▶ TEXT BLOCK:

----

Monday, January 24, 2011


Egypt says Palestinian group behind church attack

English.news.cn   2011-01-24 05:37:09FeedbackPrintRSS

CAIRO, Jan. 23 (Xinhua) -- Egyptian Interior Minister Habib al- Adly said on Sunday that a Palestinian group linked to al-Qaida was behind the bombing of a church in Alexandria that killed more than 21 people on New Year's Eve.
In a televised address celebrating the National Police Day, Al-Adly named the group as the Army of Islam, a radical Islamic Palestinian terrorist group based in the Gaza Strip.
There are "conclusive evidence indicating the Gaza-based group was behind the planning and conducting of the attack that seized the lives of many Egyptians," the top security official said.
He added that the group had recruited Egyptians, but that could not conceal the role of this group in terrorist acts.
However, a source from the Army of Islam on Sunday denied Egypt 's accusation that it was behind the deadly church blast, saying that "the Army has no relation to the explosion."
The Egyptian ministry said an Egyptian man had been suspected of assisting the group in carrying out the attack.
Ahmad Ibrahim, born in 1984 in Alexandria, admitted during the police investigations that he had traveled many times to Gaza in 2008. He met many members from the Army of Islam group and admired their thoughts, Egypt's official MENA news agency quoted a security source as saying.

----

▶ AIM A: Extract every line of the records that contains the string "tick", matching its case exactly.

----

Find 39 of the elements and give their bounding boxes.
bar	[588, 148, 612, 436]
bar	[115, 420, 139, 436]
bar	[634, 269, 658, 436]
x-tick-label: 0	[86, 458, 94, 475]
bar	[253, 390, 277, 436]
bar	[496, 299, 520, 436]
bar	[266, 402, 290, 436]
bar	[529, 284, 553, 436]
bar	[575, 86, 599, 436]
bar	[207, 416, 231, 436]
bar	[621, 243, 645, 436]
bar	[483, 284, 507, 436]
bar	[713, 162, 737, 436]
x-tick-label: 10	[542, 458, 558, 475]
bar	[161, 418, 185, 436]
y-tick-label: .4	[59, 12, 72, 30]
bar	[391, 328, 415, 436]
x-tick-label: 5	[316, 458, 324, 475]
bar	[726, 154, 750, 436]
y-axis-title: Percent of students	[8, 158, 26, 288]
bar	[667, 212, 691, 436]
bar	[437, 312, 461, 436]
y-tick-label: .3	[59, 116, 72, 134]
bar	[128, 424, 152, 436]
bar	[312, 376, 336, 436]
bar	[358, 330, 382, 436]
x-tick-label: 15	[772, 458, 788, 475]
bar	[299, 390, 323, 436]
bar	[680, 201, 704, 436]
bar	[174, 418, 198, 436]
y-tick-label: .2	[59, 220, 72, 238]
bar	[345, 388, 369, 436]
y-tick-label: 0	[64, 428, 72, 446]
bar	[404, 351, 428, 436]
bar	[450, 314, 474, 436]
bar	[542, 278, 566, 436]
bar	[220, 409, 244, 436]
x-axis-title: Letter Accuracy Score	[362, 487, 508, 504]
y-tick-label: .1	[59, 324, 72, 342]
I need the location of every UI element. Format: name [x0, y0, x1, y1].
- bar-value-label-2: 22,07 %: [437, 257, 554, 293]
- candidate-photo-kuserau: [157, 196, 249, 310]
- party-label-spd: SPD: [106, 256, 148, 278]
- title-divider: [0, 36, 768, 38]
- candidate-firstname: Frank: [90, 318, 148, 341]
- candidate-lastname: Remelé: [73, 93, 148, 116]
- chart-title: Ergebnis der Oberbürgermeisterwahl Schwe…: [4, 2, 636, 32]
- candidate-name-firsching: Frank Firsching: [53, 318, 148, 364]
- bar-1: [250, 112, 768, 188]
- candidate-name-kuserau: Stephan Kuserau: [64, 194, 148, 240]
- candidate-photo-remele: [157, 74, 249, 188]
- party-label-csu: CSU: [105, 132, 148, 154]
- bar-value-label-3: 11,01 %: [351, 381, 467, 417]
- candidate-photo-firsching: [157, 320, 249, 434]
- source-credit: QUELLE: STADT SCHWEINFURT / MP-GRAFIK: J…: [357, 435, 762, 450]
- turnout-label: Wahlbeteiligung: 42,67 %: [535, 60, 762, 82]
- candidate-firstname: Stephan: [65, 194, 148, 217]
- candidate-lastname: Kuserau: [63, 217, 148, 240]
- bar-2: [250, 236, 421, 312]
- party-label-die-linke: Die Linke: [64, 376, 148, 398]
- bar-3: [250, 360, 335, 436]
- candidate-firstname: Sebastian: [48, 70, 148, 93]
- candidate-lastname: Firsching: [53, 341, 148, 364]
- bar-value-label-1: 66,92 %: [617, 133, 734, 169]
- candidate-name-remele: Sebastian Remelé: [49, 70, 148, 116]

----

▶ AIM B: Write what comes next in the article about the Alexandria church bombing, continuing after its last sentence.

▶ TASK RESPONSE A:
x-tick-label: 0	[86, 458, 94, 475]
x-tick-label: 10	[542, 458, 558, 475]
y-tick-label: .4	[59, 12, 72, 30]
x-tick-label: 5	[316, 458, 324, 475]
y-tick-label: .3	[59, 116, 72, 134]
x-tick-label: 15	[772, 458, 788, 475]
y-tick-label: .2	[59, 220, 72, 238]
y-tick-label: 0	[64, 428, 72, 446]
y-tick-label: .1	[59, 324, 72, 342]

▶ TASK RESPONSE B:
The same group asked him last year via the internet to locate important Christians and Jewish worshiping places in Egypt to conduct a terrorist operation, it said.
In October, he sent information about the possibility of attacking three worshiping places in Egypt, including the Saints Church and sent many photos of the church to the group. The Army of Islam group had asked him to provide their members with a place for accommodation and hire a car to facilitate their mission, but Ahmad suggested to conduct the attack traditionally by committing suicide.
Addressing the Police Day, Egyptian President Hosni Mubarak said he will not tolerate whoever tries to undermine the national unity and to drive a wedge between Muslims and Coptic Christians in Egypt.
Mubarak stressed he will "not be lenient with any sectarian strife from either side" and will firmly confront the perpetrators by the law.
The president vowed to confront, defeat terrorism and track down terrorists inside and outside the country.
The suicide bombing attack outside the al-Qiddissin (Saints) Church in Alexandria, which killed more than 21 and injured nearly one hundred, was the deadliest attack against Christians in Egypt in more than a decade, which triggered the fears of sectarian violence in the Muslim majority country.
The fatal church attack was followed by a train shooting on Jan. 11 by an Egyptian policeman, killing a Coptic Christian and injuring five others. The Egyptian Ministry of Interior reaffirmed on Saturday it was not a sectarian act.
The Army of Islam firstly appeared in 2006, when it joined Islamic Hamas movement in capturing an Israeli soldier near the Gaza Strip. A year later, Hamas took over Gaza by force and its ties with the Army of Islam sagged due to security, religious and ideological differences.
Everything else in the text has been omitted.